▶ _THE PROBLEM_
Tally the lines in the records underneath that contain the string "Paciente", and state the figure by itself.

▶ _ENTRIES PROVIDED_
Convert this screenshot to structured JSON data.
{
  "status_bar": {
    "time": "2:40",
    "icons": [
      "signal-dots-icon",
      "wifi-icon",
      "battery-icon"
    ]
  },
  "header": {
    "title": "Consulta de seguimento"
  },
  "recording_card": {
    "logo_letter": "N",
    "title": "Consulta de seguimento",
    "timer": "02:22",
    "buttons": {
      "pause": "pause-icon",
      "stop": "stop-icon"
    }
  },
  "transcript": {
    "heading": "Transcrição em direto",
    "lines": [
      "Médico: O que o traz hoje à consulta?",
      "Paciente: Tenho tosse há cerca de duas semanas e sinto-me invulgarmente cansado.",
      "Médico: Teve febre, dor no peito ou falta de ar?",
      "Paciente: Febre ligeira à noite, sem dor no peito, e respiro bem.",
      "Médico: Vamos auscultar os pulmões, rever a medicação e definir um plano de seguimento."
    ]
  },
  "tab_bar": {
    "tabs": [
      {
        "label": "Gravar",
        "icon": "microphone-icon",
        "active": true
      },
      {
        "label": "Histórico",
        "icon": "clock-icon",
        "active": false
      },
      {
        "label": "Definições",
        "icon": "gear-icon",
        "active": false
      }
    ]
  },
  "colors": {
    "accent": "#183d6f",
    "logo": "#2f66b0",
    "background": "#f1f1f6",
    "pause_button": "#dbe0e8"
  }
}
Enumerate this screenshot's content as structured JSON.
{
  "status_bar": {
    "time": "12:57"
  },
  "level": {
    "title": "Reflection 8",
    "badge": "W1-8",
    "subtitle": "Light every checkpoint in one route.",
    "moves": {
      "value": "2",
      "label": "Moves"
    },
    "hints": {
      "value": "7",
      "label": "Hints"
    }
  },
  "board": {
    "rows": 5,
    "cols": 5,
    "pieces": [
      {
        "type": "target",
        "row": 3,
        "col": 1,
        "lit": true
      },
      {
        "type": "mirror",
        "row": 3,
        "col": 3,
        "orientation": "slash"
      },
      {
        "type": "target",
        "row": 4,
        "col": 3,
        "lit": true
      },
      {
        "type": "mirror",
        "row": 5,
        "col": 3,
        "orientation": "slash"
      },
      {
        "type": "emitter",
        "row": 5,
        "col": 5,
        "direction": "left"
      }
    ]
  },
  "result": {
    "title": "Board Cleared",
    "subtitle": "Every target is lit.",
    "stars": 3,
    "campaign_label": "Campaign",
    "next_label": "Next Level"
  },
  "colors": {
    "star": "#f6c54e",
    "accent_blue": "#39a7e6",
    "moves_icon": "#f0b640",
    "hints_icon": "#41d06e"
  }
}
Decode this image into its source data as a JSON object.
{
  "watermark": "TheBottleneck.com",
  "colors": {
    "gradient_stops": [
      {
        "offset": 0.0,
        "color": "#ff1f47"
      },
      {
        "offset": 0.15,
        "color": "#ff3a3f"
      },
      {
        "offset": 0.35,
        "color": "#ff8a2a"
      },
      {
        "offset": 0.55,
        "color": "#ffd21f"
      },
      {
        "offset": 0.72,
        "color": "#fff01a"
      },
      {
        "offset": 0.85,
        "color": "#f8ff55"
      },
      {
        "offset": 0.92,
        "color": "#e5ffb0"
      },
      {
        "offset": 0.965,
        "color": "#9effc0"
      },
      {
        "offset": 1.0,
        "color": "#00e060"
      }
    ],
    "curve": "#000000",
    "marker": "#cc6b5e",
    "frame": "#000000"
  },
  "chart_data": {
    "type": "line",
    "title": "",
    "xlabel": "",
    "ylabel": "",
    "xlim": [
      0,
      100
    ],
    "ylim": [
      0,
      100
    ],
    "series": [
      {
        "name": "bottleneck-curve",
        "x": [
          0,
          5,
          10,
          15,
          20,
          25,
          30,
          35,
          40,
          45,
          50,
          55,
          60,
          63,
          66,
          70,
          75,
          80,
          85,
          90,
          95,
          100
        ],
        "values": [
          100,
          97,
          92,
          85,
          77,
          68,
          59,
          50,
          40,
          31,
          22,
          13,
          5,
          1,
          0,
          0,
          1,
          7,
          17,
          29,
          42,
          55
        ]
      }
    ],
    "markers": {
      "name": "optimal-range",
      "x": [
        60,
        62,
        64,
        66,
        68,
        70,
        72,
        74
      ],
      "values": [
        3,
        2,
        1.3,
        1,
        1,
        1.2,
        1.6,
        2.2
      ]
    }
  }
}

▶ _RESULT FOR THIS TASK_
2